Exercise requirements: Write out word for word the part of the proxy voting policy below, starting at "#### Use of" and ending at "with this Policy.".

---------- Reading passage ----------

There may be instances where proxy votes will not be in accordance with the Guidelines. Clients may instruct PGI to utilize a different set of guidelines, request specific deviations, or directly assume responsibility for the voting of proxies. In addition, PGI may deviate from the Guidelines on an exception basis if the investment team or PGI has determined that it is the best interest of clients in a particular strategy to do so, or where the Guidelines do not direct a particular response and instead list relevant factors. Any such a deviation will comply with the Exception Process which shall include a written record setting out the rationale for the deviation.

The subject of the proxy vote may not be covered in the Guidelines. In situations where the Guidelines do not provide a position, PGI will consider the relevant facts and circumstances of a particular vote and then vote in a manner PGI believes to be in the clients' bests interests. In such circumstance, the analysis will be documented in writing and periodically presented to the Proxy Voting Committee. To the extent that the Guidelines do not cover potential voting issues, PGI may consider the spirit of the Guidelines and instruct the vote on such issues in a manner that PGI believes would be in the best interests of the client.

#### Use of Proxy Advisory Firms
PGI has retained one or more third-party proxy service provider(s) (the "Proxy Advisory Firm") to provide recommendations for proxy voting guidelines, information on shareholder meeting dates and proxy materials, translate proxy materials printed in a foreign language, provide research on proxy proposals, operationally process votes in accordance with the Guidelines on behalf of the clients for whom PGI has proxy voting responsibility, and provide reports concerning the proxies voted ("Proxy Voting Services"). Although PGI has retained the Proxy Advisory Firm for Proxy Voting Services, PGI remains responsible for proxy voting decisions. PGI has designed the Policy to oversee and evaluate the Proxy Advisory Firm, including with respect to the matters described below, to support the PGI's voting in accordance with this Policy.

---------- Information given ----------

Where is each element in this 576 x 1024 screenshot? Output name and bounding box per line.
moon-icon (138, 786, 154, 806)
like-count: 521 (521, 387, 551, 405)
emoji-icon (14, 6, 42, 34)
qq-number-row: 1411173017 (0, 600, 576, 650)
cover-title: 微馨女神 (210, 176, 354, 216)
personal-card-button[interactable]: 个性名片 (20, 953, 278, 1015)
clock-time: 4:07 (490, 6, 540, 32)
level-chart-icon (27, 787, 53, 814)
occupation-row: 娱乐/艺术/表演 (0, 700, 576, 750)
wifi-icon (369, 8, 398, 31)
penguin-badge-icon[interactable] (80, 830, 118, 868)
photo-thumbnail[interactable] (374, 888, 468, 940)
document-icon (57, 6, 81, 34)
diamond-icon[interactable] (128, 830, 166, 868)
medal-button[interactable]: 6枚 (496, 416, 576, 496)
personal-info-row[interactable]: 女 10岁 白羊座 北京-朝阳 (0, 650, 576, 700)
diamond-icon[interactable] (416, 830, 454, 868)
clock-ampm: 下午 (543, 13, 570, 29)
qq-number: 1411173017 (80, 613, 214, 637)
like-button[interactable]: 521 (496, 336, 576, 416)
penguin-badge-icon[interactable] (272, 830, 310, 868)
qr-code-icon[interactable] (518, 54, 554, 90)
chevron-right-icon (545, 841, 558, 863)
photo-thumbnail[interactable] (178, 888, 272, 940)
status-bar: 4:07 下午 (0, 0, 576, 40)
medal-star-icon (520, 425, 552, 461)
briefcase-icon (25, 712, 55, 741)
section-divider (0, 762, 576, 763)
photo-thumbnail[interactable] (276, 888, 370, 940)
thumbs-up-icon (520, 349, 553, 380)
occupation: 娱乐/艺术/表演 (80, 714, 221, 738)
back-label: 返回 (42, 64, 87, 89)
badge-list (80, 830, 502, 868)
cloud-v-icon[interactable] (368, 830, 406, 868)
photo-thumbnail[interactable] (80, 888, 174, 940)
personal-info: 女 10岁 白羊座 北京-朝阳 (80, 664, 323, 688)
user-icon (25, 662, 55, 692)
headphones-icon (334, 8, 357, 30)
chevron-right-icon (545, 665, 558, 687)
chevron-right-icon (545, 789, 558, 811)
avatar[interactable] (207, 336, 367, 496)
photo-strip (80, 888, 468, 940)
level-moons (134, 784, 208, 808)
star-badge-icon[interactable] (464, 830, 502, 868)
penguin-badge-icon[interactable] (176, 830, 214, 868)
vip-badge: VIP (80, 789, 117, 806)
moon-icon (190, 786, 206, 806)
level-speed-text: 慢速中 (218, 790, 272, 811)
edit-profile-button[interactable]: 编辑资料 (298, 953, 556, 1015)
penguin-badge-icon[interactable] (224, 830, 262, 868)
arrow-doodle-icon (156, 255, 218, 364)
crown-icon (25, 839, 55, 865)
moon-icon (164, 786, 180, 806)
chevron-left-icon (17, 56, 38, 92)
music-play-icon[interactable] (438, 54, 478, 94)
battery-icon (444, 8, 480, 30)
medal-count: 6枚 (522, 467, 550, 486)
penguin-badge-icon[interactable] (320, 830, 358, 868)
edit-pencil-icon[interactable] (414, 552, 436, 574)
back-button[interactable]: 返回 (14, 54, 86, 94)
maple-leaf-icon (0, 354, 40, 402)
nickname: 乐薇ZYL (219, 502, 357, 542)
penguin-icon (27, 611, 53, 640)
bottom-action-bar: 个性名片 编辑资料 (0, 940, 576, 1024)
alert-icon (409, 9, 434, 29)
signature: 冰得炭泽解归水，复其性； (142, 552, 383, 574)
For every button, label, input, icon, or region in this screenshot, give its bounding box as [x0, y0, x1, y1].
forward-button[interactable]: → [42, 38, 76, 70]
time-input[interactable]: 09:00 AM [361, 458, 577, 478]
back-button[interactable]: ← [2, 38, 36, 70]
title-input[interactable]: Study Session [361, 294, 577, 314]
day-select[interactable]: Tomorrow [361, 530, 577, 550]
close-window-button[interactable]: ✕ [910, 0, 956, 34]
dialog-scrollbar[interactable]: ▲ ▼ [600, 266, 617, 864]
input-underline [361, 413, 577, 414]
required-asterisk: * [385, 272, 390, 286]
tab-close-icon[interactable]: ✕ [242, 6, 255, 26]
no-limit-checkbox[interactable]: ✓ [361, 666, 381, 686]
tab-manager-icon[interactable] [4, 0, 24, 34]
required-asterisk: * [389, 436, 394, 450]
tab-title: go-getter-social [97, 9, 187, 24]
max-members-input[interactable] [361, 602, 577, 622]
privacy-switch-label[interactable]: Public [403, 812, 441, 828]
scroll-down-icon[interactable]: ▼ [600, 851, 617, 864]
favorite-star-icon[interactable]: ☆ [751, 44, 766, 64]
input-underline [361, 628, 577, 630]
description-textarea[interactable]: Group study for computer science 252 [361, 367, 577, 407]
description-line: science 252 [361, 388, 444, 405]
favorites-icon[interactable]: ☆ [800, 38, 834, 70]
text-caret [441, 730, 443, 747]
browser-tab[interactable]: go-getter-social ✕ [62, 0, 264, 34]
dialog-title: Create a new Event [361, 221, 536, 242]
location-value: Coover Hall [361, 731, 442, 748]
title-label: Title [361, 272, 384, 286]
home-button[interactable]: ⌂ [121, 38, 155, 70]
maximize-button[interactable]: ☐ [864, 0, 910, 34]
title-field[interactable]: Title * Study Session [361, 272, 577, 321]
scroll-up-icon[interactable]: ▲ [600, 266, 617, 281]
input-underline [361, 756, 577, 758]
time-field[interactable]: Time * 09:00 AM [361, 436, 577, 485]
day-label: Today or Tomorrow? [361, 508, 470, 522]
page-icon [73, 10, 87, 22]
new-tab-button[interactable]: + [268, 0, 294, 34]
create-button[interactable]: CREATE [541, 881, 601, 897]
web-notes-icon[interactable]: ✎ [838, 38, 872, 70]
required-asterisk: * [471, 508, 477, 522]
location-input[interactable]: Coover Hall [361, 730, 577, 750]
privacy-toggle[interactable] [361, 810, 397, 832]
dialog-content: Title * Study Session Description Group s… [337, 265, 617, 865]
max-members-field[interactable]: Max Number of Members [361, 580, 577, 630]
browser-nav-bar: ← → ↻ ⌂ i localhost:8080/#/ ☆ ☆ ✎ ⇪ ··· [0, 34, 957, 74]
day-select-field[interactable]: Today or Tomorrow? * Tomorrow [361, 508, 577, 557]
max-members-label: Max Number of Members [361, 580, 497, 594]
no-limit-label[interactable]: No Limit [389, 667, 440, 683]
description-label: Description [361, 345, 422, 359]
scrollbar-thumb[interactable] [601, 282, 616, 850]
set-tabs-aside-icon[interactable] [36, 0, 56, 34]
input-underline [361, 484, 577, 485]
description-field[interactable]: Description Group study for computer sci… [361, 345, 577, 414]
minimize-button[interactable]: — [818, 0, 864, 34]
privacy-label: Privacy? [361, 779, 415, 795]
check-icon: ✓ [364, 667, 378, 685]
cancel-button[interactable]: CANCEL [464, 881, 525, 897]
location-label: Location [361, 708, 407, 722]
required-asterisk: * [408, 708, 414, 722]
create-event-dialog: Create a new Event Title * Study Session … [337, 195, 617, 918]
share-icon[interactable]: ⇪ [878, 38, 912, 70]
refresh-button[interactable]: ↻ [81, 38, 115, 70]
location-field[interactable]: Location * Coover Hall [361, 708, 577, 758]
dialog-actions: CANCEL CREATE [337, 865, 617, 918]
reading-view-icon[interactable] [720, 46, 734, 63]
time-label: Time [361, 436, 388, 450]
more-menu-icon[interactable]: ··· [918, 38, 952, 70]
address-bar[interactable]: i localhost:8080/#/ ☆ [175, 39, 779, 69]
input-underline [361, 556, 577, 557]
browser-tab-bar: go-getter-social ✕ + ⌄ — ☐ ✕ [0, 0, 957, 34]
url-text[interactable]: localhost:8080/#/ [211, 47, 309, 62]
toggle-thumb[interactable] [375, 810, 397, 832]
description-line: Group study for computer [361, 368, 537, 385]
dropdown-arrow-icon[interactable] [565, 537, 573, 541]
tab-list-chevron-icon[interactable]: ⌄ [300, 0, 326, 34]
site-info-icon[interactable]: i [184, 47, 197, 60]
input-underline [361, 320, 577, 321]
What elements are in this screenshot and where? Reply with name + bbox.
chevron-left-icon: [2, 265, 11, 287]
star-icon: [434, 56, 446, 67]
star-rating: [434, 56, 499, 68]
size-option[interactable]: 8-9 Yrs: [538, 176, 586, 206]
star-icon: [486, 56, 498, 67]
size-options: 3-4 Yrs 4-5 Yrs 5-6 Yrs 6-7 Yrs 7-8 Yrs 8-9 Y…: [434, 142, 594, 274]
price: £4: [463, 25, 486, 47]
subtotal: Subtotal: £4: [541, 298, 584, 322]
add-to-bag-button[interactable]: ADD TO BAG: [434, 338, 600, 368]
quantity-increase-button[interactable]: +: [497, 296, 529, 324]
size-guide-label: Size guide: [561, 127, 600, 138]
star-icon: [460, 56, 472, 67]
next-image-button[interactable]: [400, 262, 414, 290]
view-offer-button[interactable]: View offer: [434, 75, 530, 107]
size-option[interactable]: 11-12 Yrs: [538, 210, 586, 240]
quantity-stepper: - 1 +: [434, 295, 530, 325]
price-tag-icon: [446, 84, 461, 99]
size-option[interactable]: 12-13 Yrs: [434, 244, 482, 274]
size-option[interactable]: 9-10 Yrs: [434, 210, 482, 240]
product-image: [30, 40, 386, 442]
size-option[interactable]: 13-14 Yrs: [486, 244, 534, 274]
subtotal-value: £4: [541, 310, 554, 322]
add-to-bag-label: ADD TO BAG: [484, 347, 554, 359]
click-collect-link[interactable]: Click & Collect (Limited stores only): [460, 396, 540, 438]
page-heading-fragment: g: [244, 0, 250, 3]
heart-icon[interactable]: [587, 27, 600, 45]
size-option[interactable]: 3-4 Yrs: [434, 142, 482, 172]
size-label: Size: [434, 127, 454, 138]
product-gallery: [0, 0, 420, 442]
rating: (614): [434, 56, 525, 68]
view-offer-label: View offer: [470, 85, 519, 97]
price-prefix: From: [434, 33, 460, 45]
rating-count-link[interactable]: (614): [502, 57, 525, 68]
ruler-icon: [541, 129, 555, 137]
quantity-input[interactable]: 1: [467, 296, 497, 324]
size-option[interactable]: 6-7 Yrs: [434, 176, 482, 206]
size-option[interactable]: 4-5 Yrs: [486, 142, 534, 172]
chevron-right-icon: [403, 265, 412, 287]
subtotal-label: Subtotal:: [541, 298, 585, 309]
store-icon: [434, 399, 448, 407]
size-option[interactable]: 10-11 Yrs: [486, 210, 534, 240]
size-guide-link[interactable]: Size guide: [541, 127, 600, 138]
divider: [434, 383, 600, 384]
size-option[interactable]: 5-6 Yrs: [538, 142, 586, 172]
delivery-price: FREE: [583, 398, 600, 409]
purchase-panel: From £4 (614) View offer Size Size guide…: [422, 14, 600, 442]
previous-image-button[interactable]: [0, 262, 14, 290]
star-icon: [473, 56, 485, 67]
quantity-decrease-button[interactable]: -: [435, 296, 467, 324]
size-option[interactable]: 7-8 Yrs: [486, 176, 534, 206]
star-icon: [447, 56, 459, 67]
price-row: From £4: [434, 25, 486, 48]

----------

Complete output:
#### Use of Proxy Advisory Firms
PGI has retained one or more third-party proxy service provider(s) (the "Proxy Advisory Firm") to provide recommendations for proxy voting guidelines, information on shareholder meeting dates and proxy materials, translate proxy materials printed in a foreign language, provide research on proxy proposals, operationally process votes in accordance with the Guidelines on behalf of the clients for whom PGI has proxy voting responsibility, and provide reports concerning the proxies voted ("Proxy Voting Services"). Although PGI has retained the Proxy Advisory Firm for Proxy Voting Services, PGI remains responsible for proxy voting decisions. PGI has designed the Policy to oversee and evaluate the Proxy Advisory Firm, including with respect to the matters described below, to support the PGI's voting in accordance with this Policy.